Report every line below that holds the word "label".

'''

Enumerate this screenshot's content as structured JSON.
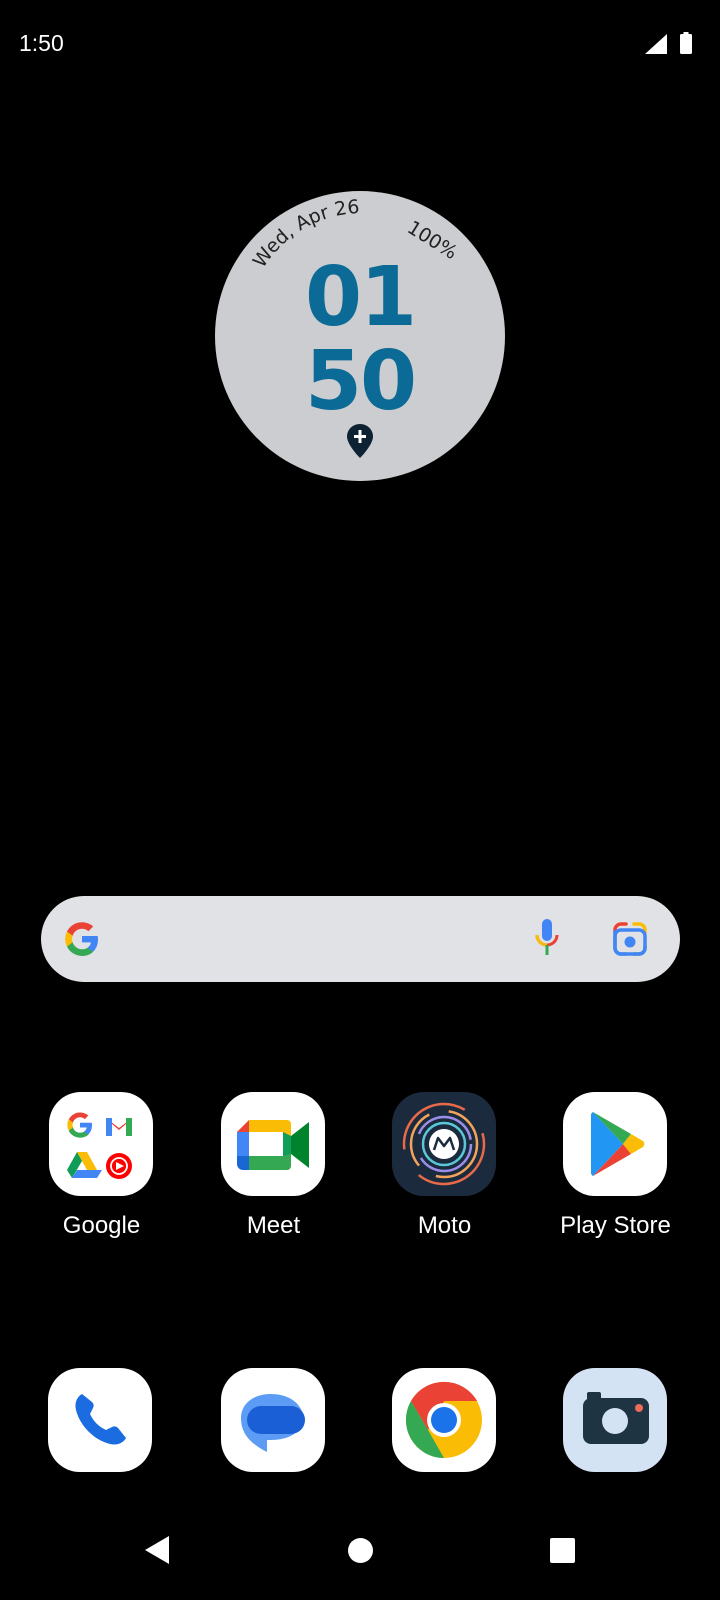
{
  "status_bar": {
    "time": "1:50",
    "icons": [
      "signal-icon",
      "battery-icon"
    ]
  },
  "clock_widget": {
    "date": "Wed, Apr 26",
    "battery": "100%",
    "hours": "01",
    "minutes": "50",
    "accent_color": "#0b6a96",
    "icon": "location-add-icon"
  },
  "search_bar": {
    "icons": [
      "google-g-icon",
      "mic-icon",
      "lens-icon"
    ]
  },
  "apps": [
    {
      "label": "Google",
      "icon": "google-folder-icon"
    },
    {
      "label": "Meet",
      "icon": "meet-icon"
    },
    {
      "label": "Moto",
      "icon": "moto-icon"
    },
    {
      "label": "Play Store",
      "icon": "play-store-icon"
    }
  ],
  "dock": [
    {
      "icon": "phone-icon"
    },
    {
      "icon": "messages-icon"
    },
    {
      "icon": "chrome-icon"
    },
    {
      "icon": "camera-icon"
    }
  ],
  "nav_bar": {
    "icons": [
      "back-icon",
      "home-icon",
      "recents-icon"
    ]
  }
}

'''

#### [OUTPUT OF THE TASK]
      "label": "Google",
      "label": "Meet",
      "label": "Moto",
      "label": "Play Store",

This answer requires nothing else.